● Exercise:
Pick out each line with the word "icon" from the material that follows.

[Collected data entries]
++++

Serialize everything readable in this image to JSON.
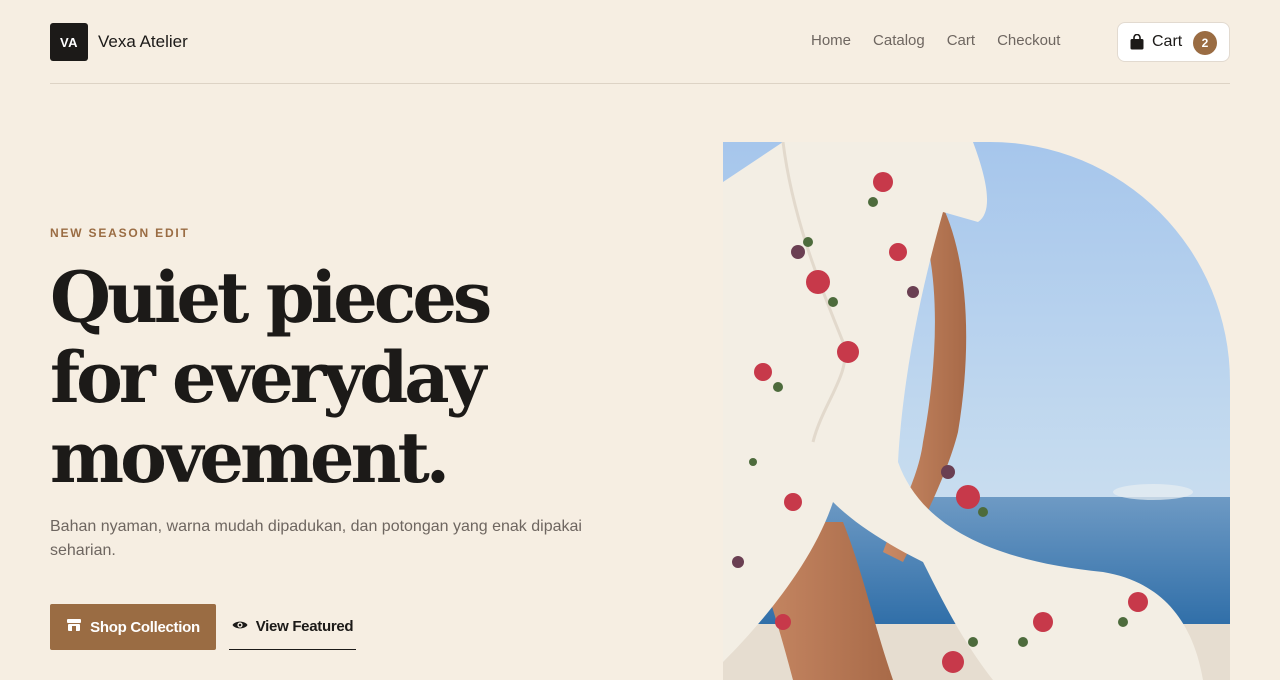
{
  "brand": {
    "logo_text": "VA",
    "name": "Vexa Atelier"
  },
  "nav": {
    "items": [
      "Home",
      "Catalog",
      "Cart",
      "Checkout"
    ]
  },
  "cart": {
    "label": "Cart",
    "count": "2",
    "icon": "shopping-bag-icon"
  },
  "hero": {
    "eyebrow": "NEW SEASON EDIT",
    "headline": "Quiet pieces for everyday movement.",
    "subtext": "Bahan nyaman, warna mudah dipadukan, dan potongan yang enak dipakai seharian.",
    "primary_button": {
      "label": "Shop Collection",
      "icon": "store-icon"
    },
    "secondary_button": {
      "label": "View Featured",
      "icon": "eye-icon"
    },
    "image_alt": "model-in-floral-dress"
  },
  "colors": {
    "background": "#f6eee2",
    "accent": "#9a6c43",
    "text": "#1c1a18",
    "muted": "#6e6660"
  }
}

++++

● The result:
    "icon": "shopping-bag-icon"
      "icon": "store-icon"
      "icon": "eye-icon"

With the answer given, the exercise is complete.